### Instructions for the task:
Give the count of lines holding the string "BROAD" and nothing else.
------------
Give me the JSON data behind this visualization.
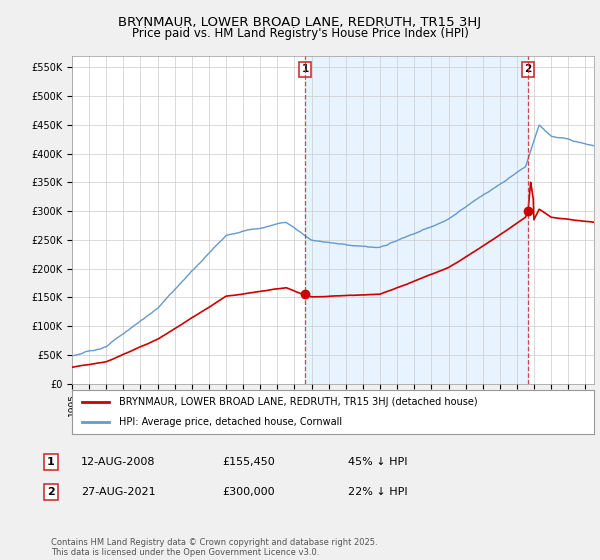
{
  "title": "BRYNMAUR, LOWER BROAD LANE, REDRUTH, TR15 3HJ",
  "subtitle": "Price paid vs. HM Land Registry's House Price Index (HPI)",
  "ylim": [
    0,
    570000
  ],
  "yticks": [
    0,
    50000,
    100000,
    150000,
    200000,
    250000,
    300000,
    350000,
    400000,
    450000,
    500000,
    550000
  ],
  "ytick_labels": [
    "£0",
    "£50K",
    "£100K",
    "£150K",
    "£200K",
    "£250K",
    "£300K",
    "£350K",
    "£400K",
    "£450K",
    "£500K",
    "£550K"
  ],
  "sale1_date": 2008.62,
  "sale1_price": 155450,
  "sale1_label": "1",
  "sale2_date": 2021.65,
  "sale2_price": 300000,
  "sale2_label": "2",
  "property_color": "#cc0000",
  "hpi_color": "#6699cc",
  "shade_color": "#ddeeff",
  "background_color": "#f0f0f0",
  "plot_bg_color": "#ffffff",
  "legend_entry1": "BRYNMAUR, LOWER BROAD LANE, REDRUTH, TR15 3HJ (detached house)",
  "legend_entry2": "HPI: Average price, detached house, Cornwall",
  "table_row1": [
    "1",
    "12-AUG-2008",
    "£155,450",
    "45% ↓ HPI"
  ],
  "table_row2": [
    "2",
    "27-AUG-2021",
    "£300,000",
    "22% ↓ HPI"
  ],
  "footer": "Contains HM Land Registry data © Crown copyright and database right 2025.\nThis data is licensed under the Open Government Licence v3.0.",
  "title_fontsize": 9.5,
  "subtitle_fontsize": 8.5,
  "xmin": 1995,
  "xmax": 2025.5
}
------------
### Written solution:
2